• **Lines of data**:
■ ■ ■ ■ ■

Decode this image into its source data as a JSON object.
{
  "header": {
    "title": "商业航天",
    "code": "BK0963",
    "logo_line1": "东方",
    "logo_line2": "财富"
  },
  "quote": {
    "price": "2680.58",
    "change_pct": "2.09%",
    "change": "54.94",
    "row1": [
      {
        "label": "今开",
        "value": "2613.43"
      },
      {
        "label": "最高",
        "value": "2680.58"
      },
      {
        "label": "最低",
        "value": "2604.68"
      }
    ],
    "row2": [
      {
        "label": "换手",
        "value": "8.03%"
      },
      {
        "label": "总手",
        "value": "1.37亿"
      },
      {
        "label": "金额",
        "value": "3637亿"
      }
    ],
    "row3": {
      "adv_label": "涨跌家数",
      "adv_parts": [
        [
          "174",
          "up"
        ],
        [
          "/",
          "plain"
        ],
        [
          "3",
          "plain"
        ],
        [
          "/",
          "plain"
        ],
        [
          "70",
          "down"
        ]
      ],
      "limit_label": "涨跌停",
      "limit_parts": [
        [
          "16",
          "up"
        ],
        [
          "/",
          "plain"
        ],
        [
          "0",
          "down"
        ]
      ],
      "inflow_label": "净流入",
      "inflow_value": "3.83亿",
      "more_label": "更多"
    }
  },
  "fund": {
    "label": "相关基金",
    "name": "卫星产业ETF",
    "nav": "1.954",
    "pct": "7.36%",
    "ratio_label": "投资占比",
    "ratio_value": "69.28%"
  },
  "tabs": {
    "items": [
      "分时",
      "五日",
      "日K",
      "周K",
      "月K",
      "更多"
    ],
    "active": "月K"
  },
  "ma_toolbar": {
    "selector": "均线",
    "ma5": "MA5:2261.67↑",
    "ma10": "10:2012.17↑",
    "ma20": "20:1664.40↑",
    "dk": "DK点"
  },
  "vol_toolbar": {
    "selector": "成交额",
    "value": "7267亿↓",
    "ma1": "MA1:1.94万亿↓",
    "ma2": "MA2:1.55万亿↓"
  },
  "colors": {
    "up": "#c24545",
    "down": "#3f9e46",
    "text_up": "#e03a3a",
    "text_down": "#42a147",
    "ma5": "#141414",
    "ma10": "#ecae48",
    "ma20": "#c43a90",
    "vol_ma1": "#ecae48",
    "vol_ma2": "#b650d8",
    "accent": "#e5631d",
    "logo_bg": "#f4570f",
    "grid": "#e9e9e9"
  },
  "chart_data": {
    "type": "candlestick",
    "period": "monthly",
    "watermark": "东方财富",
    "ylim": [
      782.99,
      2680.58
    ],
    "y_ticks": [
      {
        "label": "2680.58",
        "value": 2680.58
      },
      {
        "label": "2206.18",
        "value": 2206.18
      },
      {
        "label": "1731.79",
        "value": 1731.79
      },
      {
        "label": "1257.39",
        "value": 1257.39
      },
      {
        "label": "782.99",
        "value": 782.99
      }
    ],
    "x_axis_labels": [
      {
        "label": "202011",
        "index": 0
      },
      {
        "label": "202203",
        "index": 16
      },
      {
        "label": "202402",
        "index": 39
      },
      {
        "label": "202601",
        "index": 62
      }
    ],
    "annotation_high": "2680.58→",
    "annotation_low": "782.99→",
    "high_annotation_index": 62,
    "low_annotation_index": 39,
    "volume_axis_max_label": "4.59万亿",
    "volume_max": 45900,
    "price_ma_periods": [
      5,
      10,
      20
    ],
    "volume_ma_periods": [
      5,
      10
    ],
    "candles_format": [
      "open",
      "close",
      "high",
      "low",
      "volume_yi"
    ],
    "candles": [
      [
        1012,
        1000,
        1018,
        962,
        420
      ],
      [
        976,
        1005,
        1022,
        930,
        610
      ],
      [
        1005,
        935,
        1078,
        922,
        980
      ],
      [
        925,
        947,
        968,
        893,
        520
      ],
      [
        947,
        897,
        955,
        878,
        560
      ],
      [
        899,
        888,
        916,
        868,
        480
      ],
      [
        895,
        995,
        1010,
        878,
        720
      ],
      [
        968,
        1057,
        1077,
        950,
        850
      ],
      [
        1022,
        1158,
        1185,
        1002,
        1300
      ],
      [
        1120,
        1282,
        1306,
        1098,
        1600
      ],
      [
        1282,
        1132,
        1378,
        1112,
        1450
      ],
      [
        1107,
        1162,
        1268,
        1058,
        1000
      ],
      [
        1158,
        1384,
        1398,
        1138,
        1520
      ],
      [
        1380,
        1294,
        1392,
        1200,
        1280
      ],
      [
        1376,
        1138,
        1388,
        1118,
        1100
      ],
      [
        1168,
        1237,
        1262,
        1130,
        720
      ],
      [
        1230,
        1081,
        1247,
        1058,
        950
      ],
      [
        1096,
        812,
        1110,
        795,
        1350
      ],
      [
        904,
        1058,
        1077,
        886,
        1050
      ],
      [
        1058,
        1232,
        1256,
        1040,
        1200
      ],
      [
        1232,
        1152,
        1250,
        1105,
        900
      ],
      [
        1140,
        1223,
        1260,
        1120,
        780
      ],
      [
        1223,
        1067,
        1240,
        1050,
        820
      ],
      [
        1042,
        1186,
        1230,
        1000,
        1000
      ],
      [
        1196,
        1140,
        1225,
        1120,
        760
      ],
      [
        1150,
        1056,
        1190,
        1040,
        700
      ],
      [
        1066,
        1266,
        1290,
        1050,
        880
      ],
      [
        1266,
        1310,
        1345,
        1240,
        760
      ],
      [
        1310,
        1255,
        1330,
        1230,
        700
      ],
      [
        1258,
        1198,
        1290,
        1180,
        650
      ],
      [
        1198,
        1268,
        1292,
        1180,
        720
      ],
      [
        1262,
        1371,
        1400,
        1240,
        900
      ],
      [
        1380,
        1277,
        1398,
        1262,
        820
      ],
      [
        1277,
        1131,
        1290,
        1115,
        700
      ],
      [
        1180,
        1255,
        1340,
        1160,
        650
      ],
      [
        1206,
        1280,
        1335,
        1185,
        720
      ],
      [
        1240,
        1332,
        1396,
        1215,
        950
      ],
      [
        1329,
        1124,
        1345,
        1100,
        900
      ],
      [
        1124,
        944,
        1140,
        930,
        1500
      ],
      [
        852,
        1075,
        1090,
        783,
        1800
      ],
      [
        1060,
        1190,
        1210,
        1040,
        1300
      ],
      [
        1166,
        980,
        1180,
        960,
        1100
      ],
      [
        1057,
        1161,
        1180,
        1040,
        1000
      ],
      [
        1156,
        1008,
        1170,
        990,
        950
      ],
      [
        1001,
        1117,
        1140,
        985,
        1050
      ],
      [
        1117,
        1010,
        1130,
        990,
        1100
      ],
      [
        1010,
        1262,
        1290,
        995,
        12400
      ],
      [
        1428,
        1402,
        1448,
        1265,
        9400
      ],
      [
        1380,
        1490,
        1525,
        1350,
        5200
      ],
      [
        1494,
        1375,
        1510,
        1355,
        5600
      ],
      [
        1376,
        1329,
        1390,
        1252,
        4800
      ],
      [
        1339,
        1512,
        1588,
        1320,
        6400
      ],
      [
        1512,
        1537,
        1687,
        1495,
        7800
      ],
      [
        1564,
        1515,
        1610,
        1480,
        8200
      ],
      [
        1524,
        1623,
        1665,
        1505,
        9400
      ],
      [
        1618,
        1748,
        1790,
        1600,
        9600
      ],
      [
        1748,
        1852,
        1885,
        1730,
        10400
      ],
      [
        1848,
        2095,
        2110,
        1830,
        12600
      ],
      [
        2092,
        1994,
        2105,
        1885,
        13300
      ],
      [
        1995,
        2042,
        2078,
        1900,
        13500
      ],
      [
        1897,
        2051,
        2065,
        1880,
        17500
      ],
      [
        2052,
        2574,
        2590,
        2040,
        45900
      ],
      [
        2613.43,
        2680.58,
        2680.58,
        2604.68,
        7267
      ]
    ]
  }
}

■ ■ ■ ■ ■

• **OBJECTIVE**: Type out the entries again, word for word.

• **THE SOLUTION**:
Decode this image into its source data as a JSON object.
{
  "header": {
    "title": "商业航天",
    "code": "BK0963",
    "logo_line1": "东方",
    "logo_line2": "财富"
  },
  "quote": {
    "price": "2680.58",
    "change_pct": "2.09%",
    "change": "54.94",
    "row1": [
      {
        "label": "今开",
        "value": "2613.43"
      },
      {
        "label": "最高",
        "value": "2680.58"
      },
      {
        "label": "最低",
        "value": "2604.68"
      }
    ],
    "row2": [
      {
        "label": "换手",
        "value": "8.03%"
      },
      {
        "label": "总手",
        "value": "1.37亿"
      },
      {
        "label": "金额",
        "value": "3637亿"
      }
    ],
    "row3": {
      "adv_label": "涨跌家数",
      "adv_parts": [
        [
          "174",
          "up"
        ],
        [
          "/",
          "plain"
        ],
        [
          "3",
          "plain"
        ],
        [
          "/",
          "plain"
        ],
        [
          "70",
          "down"
        ]
      ],
      "limit_label": "涨跌停",
      "limit_parts": [
        [
          "16",
          "up"
        ],
        [
          "/",
          "plain"
        ],
        [
          "0",
          "down"
        ]
      ],
      "inflow_label": "净流入",
      "inflow_value": "3.83亿",
      "more_label": "更多"
    }
  },
  "fund": {
    "label": "相关基金",
    "name": "卫星产业ETF",
    "nav": "1.954",
    "pct": "7.36%",
    "ratio_label": "投资占比",
    "ratio_value": "69.28%"
  },
  "tabs": {
    "items": [
      "分时",
      "五日",
      "日K",
      "周K",
      "月K",
      "更多"
    ],
    "active": "月K"
  },
  "ma_toolbar": {
    "selector": "均线",
    "ma5": "MA5:2261.67↑",
    "ma10": "10:2012.17↑",
    "ma20": "20:1664.40↑",
    "dk": "DK点"
  },
  "vol_toolbar": {
    "selector": "成交额",
    "value": "7267亿↓",
    "ma1": "MA1:1.94万亿↓",
    "ma2": "MA2:1.55万亿↓"
  },
  "colors": {
    "up": "#c24545",
    "down": "#3f9e46",
    "text_up": "#e03a3a",
    "text_down": "#42a147",
    "ma5": "#141414",
    "ma10": "#ecae48",
    "ma20": "#c43a90",
    "vol_ma1": "#ecae48",
    "vol_ma2": "#b650d8",
    "accent": "#e5631d",
    "logo_bg": "#f4570f",
    "grid": "#e9e9e9"
  },
  "chart_data": {
    "type": "candlestick",
    "period": "monthly",
    "watermark": "东方财富",
    "ylim": [
      782.99,
      2680.58
    ],
    "y_ticks": [
      {
        "label": "2680.58",
        "value": 2680.58
      },
      {
        "label": "2206.18",
        "value": 2206.18
      },
      {
        "label": "1731.79",
        "value": 1731.79
      },
      {
        "label": "1257.39",
        "value": 1257.39
      },
      {
        "label": "782.99",
        "value": 782.99
      }
    ],
    "x_axis_labels": [
      {
        "label": "202011",
        "index": 0
      },
      {
        "label": "202203",
        "index": 16
      },
      {
        "label": "202402",
        "index": 39
      },
      {
        "label": "202601",
        "index": 62
      }
    ],
    "annotation_high": "2680.58→",
    "annotation_low": "782.99→",
    "high_annotation_index": 62,
    "low_annotation_index": 39,
    "volume_axis_max_label": "4.59万亿",
    "volume_max": 45900,
    "price_ma_periods": [
      5,
      10,
      20
    ],
    "volume_ma_periods": [
      5,
      10
    ],
    "candles_format": [
      "open",
      "close",
      "high",
      "low",
      "volume_yi"
    ],
    "candles": [
      [
        1012,
        1000,
        1018,
        962,
        420
      ],
      [
        976,
        1005,
        1022,
        930,
        610
      ],
      [
        1005,
        935,
        1078,
        922,
        980
      ],
      [
        925,
        947,
        968,
        893,
        520
      ],
      [
        947,
        897,
        955,
        878,
        560
      ],
      [
        899,
        888,
        916,
        868,
        480
      ],
      [
        895,
        995,
        1010,
        878,
        720
      ],
      [
        968,
        1057,
        1077,
        950,
        850
      ],
      [
        1022,
        1158,
        1185,
        1002,
        1300
      ],
      [
        1120,
        1282,
        1306,
        1098,
        1600
      ],
      [
        1282,
        1132,
        1378,
        1112,
        1450
      ],
      [
        1107,
        1162,
        1268,
        1058,
        1000
      ],
      [
        1158,
        1384,
        1398,
        1138,
        1520
      ],
      [
        1380,
        1294,
        1392,
        1200,
        1280
      ],
      [
        1376,
        1138,
        1388,
        1118,
        1100
      ],
      [
        1168,
        1237,
        1262,
        1130,
        720
      ],
      [
        1230,
        1081,
        1247,
        1058,
        950
      ],
      [
        1096,
        812,
        1110,
        795,
        1350
      ],
      [
        904,
        1058,
        1077,
        886,
        1050
      ],
      [
        1058,
        1232,
        1256,
        1040,
        1200
      ],
      [
        1232,
        1152,
        1250,
        1105,
        900
      ],
      [
        1140,
        1223,
        1260,
        1120,
        780
      ],
      [
        1223,
        1067,
        1240,
        1050,
        820
      ],
      [
        1042,
        1186,
        1230,
        1000,
        1000
      ],
      [
        1196,
        1140,
        1225,
        1120,
        760
      ],
      [
        1150,
        1056,
        1190,
        1040,
        700
      ],
      [
        1066,
        1266,
        1290,
        1050,
        880
      ],
      [
        1266,
        1310,
        1345,
        1240,
        760
      ],
      [
        1310,
        1255,
        1330,
        1230,
        700
      ],
      [
        1258,
        1198,
        1290,
        1180,
        650
      ],
      [
        1198,
        1268,
        1292,
        1180,
        720
      ],
      [
        1262,
        1371,
        1400,
        1240,
        900
      ],
      [
        1380,
        1277,
        1398,
        1262,
        820
      ],
      [
        1277,
        1131,
        1290,
        1115,
        700
      ],
      [
        1180,
        1255,
        1340,
        1160,
        650
      ],
      [
        1206,
        1280,
        1335,
        1185,
        720
      ],
      [
        1240,
        1332,
        1396,
        1215,
        950
      ],
      [
        1329,
        1124,
        1345,
        1100,
        900
      ],
      [
        1124,
        944,
        1140,
        930,
        1500
      ],
      [
        852,
        1075,
        1090,
        783,
        1800
      ],
      [
        1060,
        1190,
        1210,
        1040,
        1300
      ],
      [
        1166,
        980,
        1180,
        960,
        1100
      ],
      [
        1057,
        1161,
        1180,
        1040,
        1000
      ],
      [
        1156,
        1008,
        1170,
        990,
        950
      ],
      [
        1001,
        1117,
        1140,
        985,
        1050
      ],
      [
        1117,
        1010,
        1130,
        990,
        1100
      ],
      [
        1010,
        1262,
        1290,
        995,
        12400
      ],
      [
        1428,
        1402,
        1448,
        1265,
        9400
      ],
      [
        1380,
        1490,
        1525,
        1350,
        5200
      ],
      [
        1494,
        1375,
        1510,
        1355,
        5600
      ],
      [
        1376,
        1329,
        1390,
        1252,
        4800
      ],
      [
        1339,
        1512,
        1588,
        1320,
        6400
      ],
      [
        1512,
        1537,
        1687,
        1495,
        7800
      ],
      [
        1564,
        1515,
        1610,
        1480,
        8200
      ],
      [
        1524,
        1623,
        1665,
        1505,
        9400
      ],
      [
        1618,
        1748,
        1790,
        1600,
        9600
      ],
      [
        1748,
        1852,
        1885,
        1730,
        10400
      ],
      [
        1848,
        2095,
        2110,
        1830,
        12600
      ],
      [
        2092,
        1994,
        2105,
        1885,
        13300
      ],
      [
        1995,
        2042,
        2078,
        1900,
        13500
      ],
      [
        1897,
        2051,
        2065,
        1880,
        17500
      ],
      [
        2052,
        2574,
        2590,
        2040,
        45900
      ],
      [
        2613.43,
        2680.58,
        2680.58,
        2604.68,
        7267
      ]
    ]
  }
}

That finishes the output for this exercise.